Images embedded in the records are excluded; print everything else exactly as given.

— start of Records provided —

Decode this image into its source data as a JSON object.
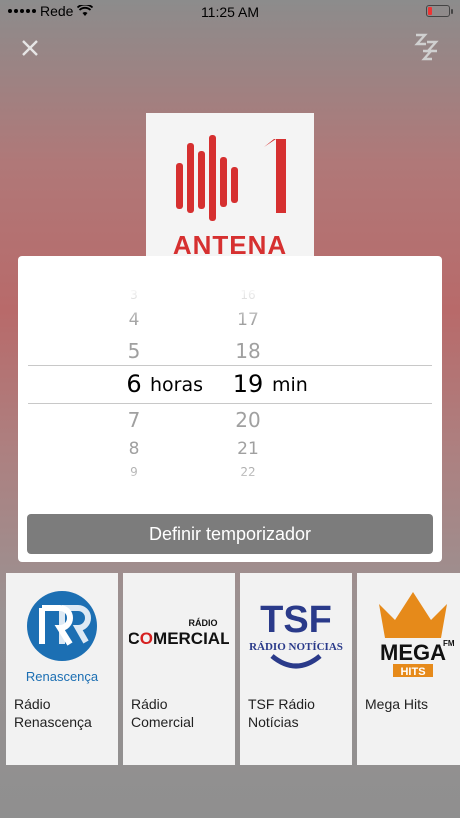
{
  "status_bar": {
    "carrier": "Rede",
    "time": "11:25 AM"
  },
  "header": {
    "close_icon": "close-icon",
    "sleep_icon": "sleep-zzz-icon",
    "sleep_glyph": "ZZZ"
  },
  "current_station": {
    "logo_text_number": "1",
    "logo_text_name": "ANTENA"
  },
  "timer_picker": {
    "hours": {
      "items": [
        "3",
        "4",
        "5",
        "6",
        "7",
        "8",
        "9"
      ],
      "selected": "6",
      "unit": "horas"
    },
    "minutes": {
      "items": [
        "16",
        "17",
        "18",
        "19",
        "20",
        "21",
        "22"
      ],
      "selected": "19",
      "unit": "min"
    },
    "button_label": "Definir temporizador"
  },
  "stations": [
    {
      "name": "Rádio Renascença",
      "logo_label": "Renascença"
    },
    {
      "name": "Rádio Comercial",
      "logo_label": "RÁDIO COMERCIAL"
    },
    {
      "name": "TSF Rádio Notícias",
      "logo_label": "RÁDIO NOTÍCIAS"
    },
    {
      "name": "Mega Hits",
      "logo_label": "MEGA HITS"
    }
  ],
  "colors": {
    "accent_red": "#d63030",
    "button_gray": "#7c7c7c",
    "overlay_white": "#ffffff"
  }
}
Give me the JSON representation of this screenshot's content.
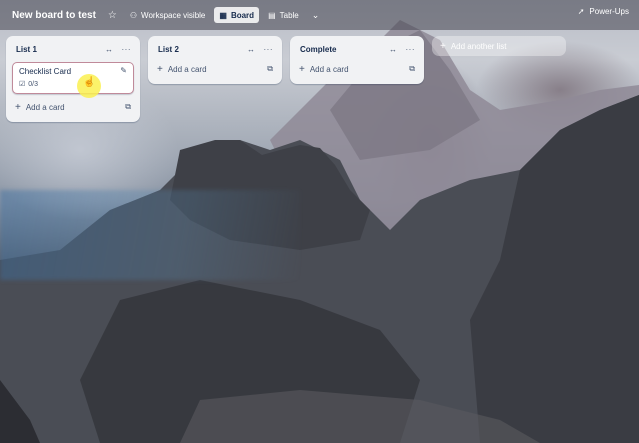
{
  "header": {
    "board_title": "New board to test",
    "visibility_label": "Workspace visible",
    "view_board_label": "Board",
    "view_table_label": "Table",
    "powerups_label": "Power-Ups"
  },
  "lists": [
    {
      "title": "List 1",
      "cards": [
        {
          "title": "Checklist Card",
          "checklist": "0/3"
        }
      ],
      "add_card_label": "Add a card"
    },
    {
      "title": "List 2",
      "cards": [],
      "add_card_label": "Add a card"
    },
    {
      "title": "Complete",
      "cards": [],
      "add_card_label": "Add a card"
    }
  ],
  "add_list_label": "Add another list",
  "colors": {
    "list_bg": "#f1f2f4",
    "text": "#172b4d",
    "header_bg": "#46464f"
  }
}
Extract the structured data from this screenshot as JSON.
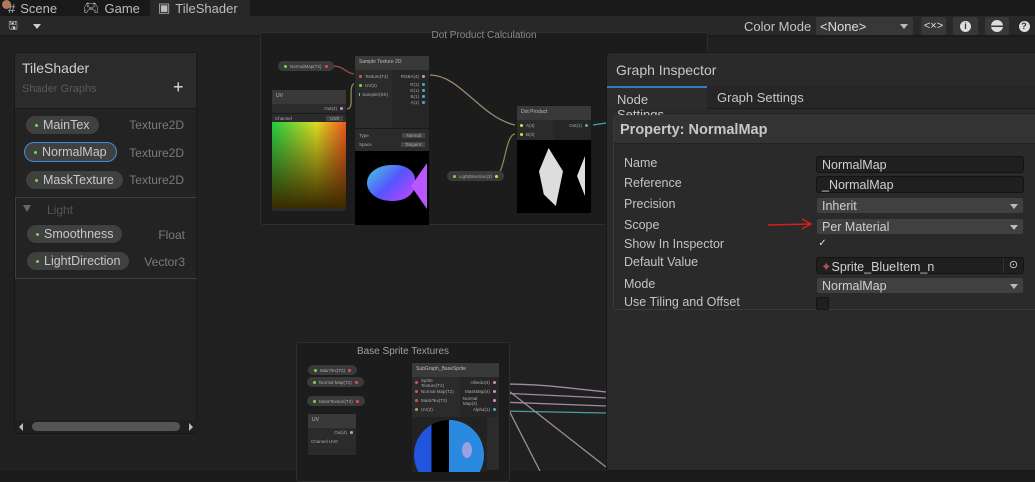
{
  "tabs": [
    {
      "label": "Scene",
      "icon": "grid-icon"
    },
    {
      "label": "Game",
      "icon": "gamepad-icon"
    },
    {
      "label": "TileShader",
      "icon": "shader-graph-icon"
    }
  ],
  "toolbar": {
    "color_mode_label": "Color Mode",
    "color_mode_value": "<None>",
    "buttons": [
      "save-icon",
      "dropdown-icon",
      "blackboard-toggle-icon",
      "info-icon",
      "preview-icon",
      "help-icon"
    ],
    "blackboard_symbol": "<×>"
  },
  "blackboard": {
    "title": "TileShader",
    "subtitle": "Shader Graphs",
    "add": "+",
    "properties": [
      {
        "name": "MainTex",
        "type": "Texture2D"
      },
      {
        "name": "NormalMap",
        "type": "Texture2D"
      },
      {
        "name": "MaskTexture",
        "type": "Texture2D"
      }
    ],
    "category": {
      "name": "Light",
      "properties": [
        {
          "name": "Smoothness",
          "type": "Float"
        },
        {
          "name": "LightDirection",
          "type": "Vector3"
        }
      ]
    }
  },
  "graph": {
    "group1": {
      "title": "Dot Product Calculation",
      "normal_pill": "NormalMap(T2)",
      "light_pill": "LightDirection(3)",
      "sample": {
        "title": "Sample Texture 2D",
        "inputs": [
          "Texture(T2)",
          "UV(2)",
          "Sampler(SS)"
        ],
        "outputs": [
          "RGBA(4)",
          "R(1)",
          "G(1)",
          "B(1)",
          "A(1)"
        ],
        "type_label": "Type",
        "type_value": "Normal",
        "space_label": "Space",
        "space_value": "Tangent"
      },
      "uv": {
        "title": "UV",
        "output": "Out(4)",
        "channel_label": "Channel",
        "channel_value": "UV0"
      },
      "dot": {
        "title": "Dot Product",
        "inputs": [
          "A(3)",
          "B(3)"
        ],
        "output": "Out(1)"
      }
    },
    "group2": {
      "title": "Base Sprite Textures",
      "pills": [
        "MainTex(T2)",
        "Normal Map(T2)",
        "MaskTexture(T2)"
      ],
      "sub": {
        "title": "SubGraph_BaseSprite",
        "inputs": [
          "Sprite Texture(T2)",
          "Normal Map(T2)",
          "MaskTex(T2)",
          "UV(2)"
        ],
        "outputs": [
          "Albedo(4)",
          "MaskMap(4)",
          "Normal Map(4)",
          "Alpha(1)"
        ]
      },
      "uv": {
        "title": "UV",
        "output": "Out(4)",
        "channel": "Channel UV0"
      }
    }
  },
  "inspector": {
    "title": "Graph Inspector",
    "tabs": [
      "Node Settings",
      "Graph Settings"
    ],
    "property_header": "Property: NormalMap",
    "fields": {
      "name_label": "Name",
      "name": "NormalMap",
      "reference_label": "Reference",
      "reference": "_NormalMap",
      "precision_label": "Precision",
      "precision": "Inherit",
      "scope_label": "Scope",
      "scope": "Per Material",
      "show_label": "Show In Inspector",
      "show": true,
      "default_label": "Default Value",
      "default": "Sprite_BlueItem_n",
      "mode_label": "Mode",
      "mode": "NormalMap",
      "tiling_label": "Use Tiling and Offset",
      "tiling": false
    }
  },
  "colors": {
    "accent": "#3a8fd8",
    "annotation_arrow": "#d42020",
    "property_dot": "#7bd54a"
  }
}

— end of Records provided —

Task result:
Decode this image into its source data as a JSON object.
{
  "status_bar": {
    "carrier": "Rede",
    "time": "11:25 AM"
  },
  "header": {
    "close_icon": "close-icon",
    "sleep_icon": "sleep-zzz-icon",
    "sleep_glyph": "ZZZ"
  },
  "current_station": {
    "logo_text_number": "1",
    "logo_text_name": "ANTENA"
  },
  "timer_picker": {
    "hours": {
      "items": [
        "3",
        "4",
        "5",
        "6",
        "7",
        "8",
        "9"
      ],
      "selected": "6",
      "unit": "horas"
    },
    "minutes": {
      "items": [
        "16",
        "17",
        "18",
        "19",
        "20",
        "21",
        "22"
      ],
      "selected": "19",
      "unit": "min"
    },
    "button_label": "Definir temporizador"
  },
  "stations": [
    {
      "name": "Rádio Renascença",
      "logo_label": "Renascença"
    },
    {
      "name": "Rádio Comercial",
      "logo_label": "RÁDIO COMERCIAL"
    },
    {
      "name": "TSF Rádio Notícias",
      "logo_label": "RÁDIO NOTÍCIAS"
    },
    {
      "name": "Mega Hits",
      "logo_label": "MEGA HITS"
    }
  ],
  "colors": {
    "accent_red": "#d63030",
    "button_gray": "#7c7c7c",
    "overlay_white": "#ffffff"
  }
}
Give me the JSON representation of this screenshot's content.
{
  "header": {
    "board_title": "New board to test",
    "visibility_label": "Workspace visible",
    "view_board_label": "Board",
    "view_table_label": "Table",
    "powerups_label": "Power-Ups"
  },
  "lists": [
    {
      "title": "List 1",
      "cards": [
        {
          "title": "Checklist Card",
          "checklist": "0/3"
        }
      ],
      "add_card_label": "Add a card"
    },
    {
      "title": "List 2",
      "cards": [],
      "add_card_label": "Add a card"
    },
    {
      "title": "Complete",
      "cards": [],
      "add_card_label": "Add a card"
    }
  ],
  "add_list_label": "Add another list",
  "colors": {
    "list_bg": "#f1f2f4",
    "text": "#172b4d",
    "header_bg": "#46464f"
  }
}
Extract the structured data from this screenshot as JSON.
{
  "tabs": [
    {
      "label": "Scene",
      "icon": "grid-icon"
    },
    {
      "label": "Game",
      "icon": "gamepad-icon"
    },
    {
      "label": "TileShader",
      "icon": "shader-graph-icon"
    }
  ],
  "toolbar": {
    "color_mode_label": "Color Mode",
    "color_mode_value": "<None>",
    "buttons": [
      "save-icon",
      "dropdown-icon",
      "blackboard-toggle-icon",
      "info-icon",
      "preview-icon",
      "help-icon"
    ],
    "blackboard_symbol": "<×>"
  },
  "blackboard": {
    "title": "TileShader",
    "subtitle": "Shader Graphs",
    "add": "+",
    "properties": [
      {
        "name": "MainTex",
        "type": "Texture2D"
      },
      {
        "name": "NormalMap",
        "type": "Texture2D"
      },
      {
        "name": "MaskTexture",
        "type": "Texture2D"
      }
    ],
    "category": {
      "name": "Light",
      "properties": [
        {
          "name": "Smoothness",
          "type": "Float"
        },
        {
          "name": "LightDirection",
          "type": "Vector3"
        }
      ]
    }
  },
  "graph": {
    "group1": {
      "title": "Dot Product Calculation",
      "normal_pill": "NormalMap(T2)",
      "light_pill": "LightDirection(3)",
      "sample": {
        "title": "Sample Texture 2D",
        "inputs": [
          "Texture(T2)",
          "UV(2)",
          "Sampler(SS)"
        ],
        "outputs": [
          "RGBA(4)",
          "R(1)",
          "G(1)",
          "B(1)",
          "A(1)"
        ],
        "type_label": "Type",
        "type_value": "Normal",
        "space_label": "Space",
        "space_value": "Tangent"
      },
      "uv": {
        "title": "UV",
        "output": "Out(4)",
        "channel_label": "Channel",
        "channel_value": "UV0"
      },
      "dot": {
        "title": "Dot Product",
        "inputs": [
          "A(3)",
          "B(3)"
        ],
        "output": "Out(1)"
      }
    },
    "group2": {
      "title": "Base Sprite Textures",
      "pills": [
        "MainTex(T2)",
        "Normal Map(T2)",
        "MaskTexture(T2)"
      ],
      "sub": {
        "title": "SubGraph_BaseSprite",
        "inputs": [
          "Sprite Texture(T2)",
          "Normal Map(T2)",
          "MaskTex(T2)",
          "UV(2)"
        ],
        "outputs": [
          "Albedo(4)",
          "MaskMap(4)",
          "Normal Map(4)",
          "Alpha(1)"
        ]
      },
      "uv": {
        "title": "UV",
        "output": "Out(4)",
        "channel": "Channel UV0"
      }
    }
  },
  "inspector": {
    "title": "Graph Inspector",
    "tabs": [
      "Node Settings",
      "Graph Settings"
    ],
    "property_header": "Property: NormalMap",
    "fields": {
      "name_label": "Name",
      "name": "NormalMap",
      "reference_label": "Reference",
      "reference": "_NormalMap",
      "precision_label": "Precision",
      "precision": "Inherit",
      "scope_label": "Scope",
      "scope": "Per Material",
      "show_label": "Show In Inspector",
      "show": true,
      "default_label": "Default Value",
      "default": "Sprite_BlueItem_n",
      "mode_label": "Mode",
      "mode": "NormalMap",
      "tiling_label": "Use Tiling and Offset",
      "tiling": false
    }
  },
  "colors": {
    "accent": "#3a8fd8",
    "annotation_arrow": "#d42020",
    "property_dot": "#7bd54a"
  }
}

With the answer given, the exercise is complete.